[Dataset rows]
►

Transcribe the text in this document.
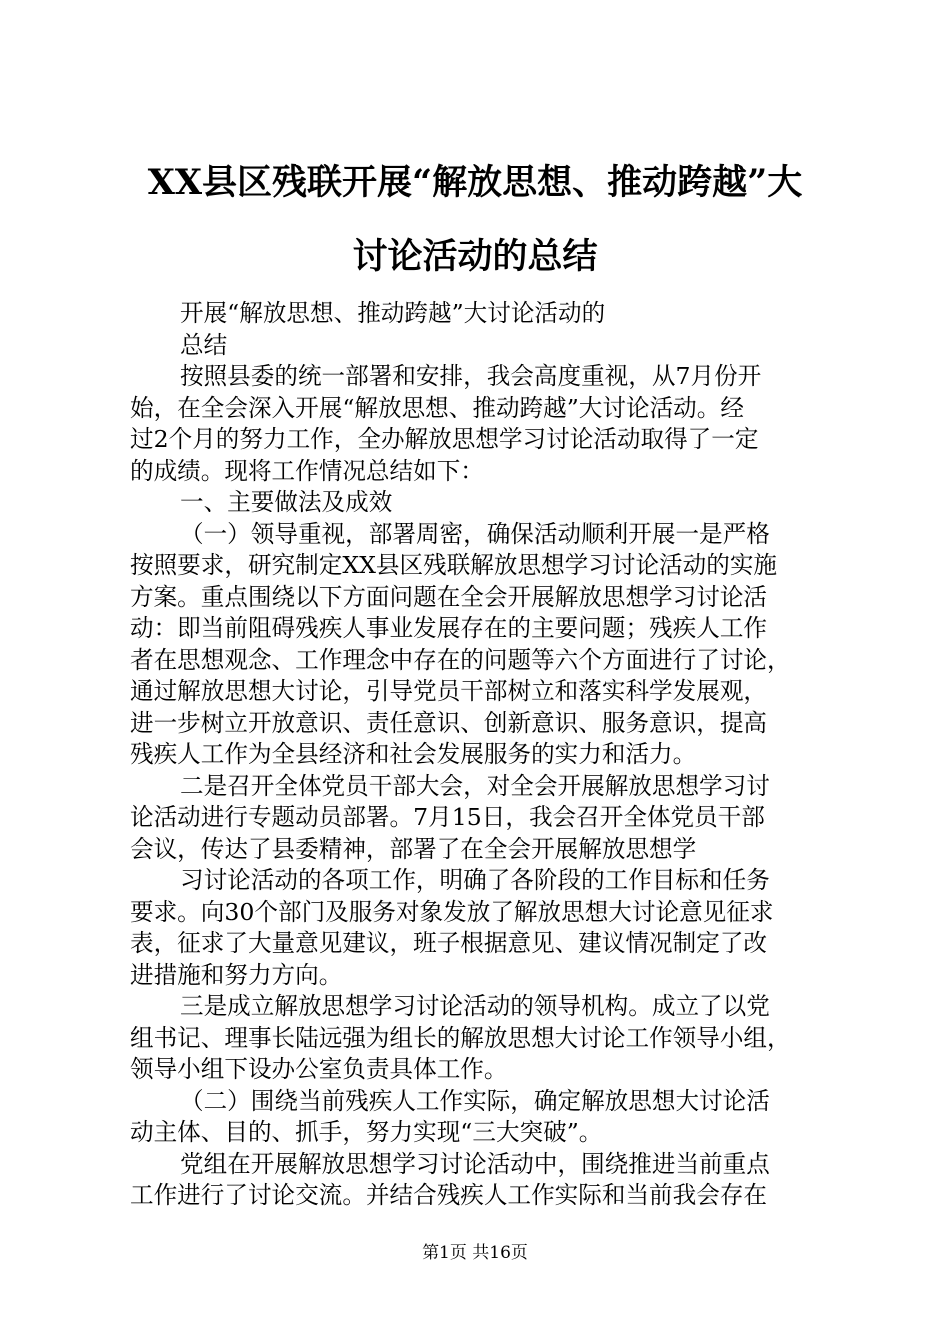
XX县区残联开展“解放思想、推动跨越”大
讨论活动的总结
开展“解放思想、推动跨越”大讨论活动的
总结
按照县委的统一部署和安排，我会高度重视，从7月份开
始，在全会深入开展“解放思想、推动跨越”大讨论活动。经
过2个月的努力工作，全办解放思想学习讨论活动取得了一定
的成绩。现将工作情况总结如下：
一、主要做法及成效
（一）领导重视，部署周密，确保活动顺利开展一是严格
按照要求，研究制定XX县区残联解放思想学习讨论活动的实施
方案。重点围绕以下方面问题在全会开展解放思想学习讨论活
动：即当前阻碍残疾人事业发展存在的主要问题；残疾人工作
者在思想观念、工作理念中存在的问题等六个方面进行了讨论，
通过解放思想大讨论，引导党员干部树立和落实科学发展观，
进一步树立开放意识、责任意识、创新意识、服务意识，提高
残疾人工作为全县经济和社会发展服务的实力和活力。
二是召开全体党员干部大会，对全会开展解放思想学习讨
论活动进行专题动员部署。7月15日，我会召开全体党员干部
会议，传达了县委精神，部署了在全会开展解放思想学
习讨论活动的各项工作，明确了各阶段的工作目标和任务
要求。向30个部门及服务对象发放了解放思想大讨论意见征求
表，征求了大量意见建议，班子根据意见、建议情况制定了改
进措施和努力方向。
三是成立解放思想学习讨论活动的领导机构。成立了以党
组书记、理事长陆远强为组长的解放思想大讨论工作领导小组，
领导小组下设办公室负责具体工作。
（二）围绕当前残疾人工作实际，确定解放思想大讨论活
动主体、目的、抓手，努力实现“三大突破”。
党组在开展解放思想学习讨论活动中，围绕推进当前重点
工作进行了讨论交流。并结合残疾人工作实际和当前我会存在
第1页 共16页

◄

● What is being asked
Print each entry shown above with exact wording and no pictures.

● Expected answer
Transcribe the text in this document.
XX县区残联开展“解放思想、推动跨越”大
讨论活动的总结
开展“解放思想、推动跨越”大讨论活动的
总结
按照县委的统一部署和安排，我会高度重视，从7月份开
始，在全会深入开展“解放思想、推动跨越”大讨论活动。经
过2个月的努力工作，全办解放思想学习讨论活动取得了一定
的成绩。现将工作情况总结如下：
一、主要做法及成效
（一）领导重视，部署周密，确保活动顺利开展一是严格
按照要求，研究制定XX县区残联解放思想学习讨论活动的实施
方案。重点围绕以下方面问题在全会开展解放思想学习讨论活
动：即当前阻碍残疾人事业发展存在的主要问题；残疾人工作
者在思想观念、工作理念中存在的问题等六个方面进行了讨论，
通过解放思想大讨论，引导党员干部树立和落实科学发展观，
进一步树立开放意识、责任意识、创新意识、服务意识，提高
残疾人工作为全县经济和社会发展服务的实力和活力。
二是召开全体党员干部大会，对全会开展解放思想学习讨
论活动进行专题动员部署。7月15日，我会召开全体党员干部
会议，传达了县委精神，部署了在全会开展解放思想学
习讨论活动的各项工作，明确了各阶段的工作目标和任务
要求。向30个部门及服务对象发放了解放思想大讨论意见征求
表，征求了大量意见建议，班子根据意见、建议情况制定了改
进措施和努力方向。
三是成立解放思想学习讨论活动的领导机构。成立了以党
组书记、理事长陆远强为组长的解放思想大讨论工作领导小组，
领导小组下设办公室负责具体工作。
（二）围绕当前残疾人工作实际，确定解放思想大讨论活
动主体、目的、抓手，努力实现“三大突破”。
党组在开展解放思想学习讨论活动中，围绕推进当前重点
工作进行了讨论交流。并结合残疾人工作实际和当前我会存在
第1页 共16页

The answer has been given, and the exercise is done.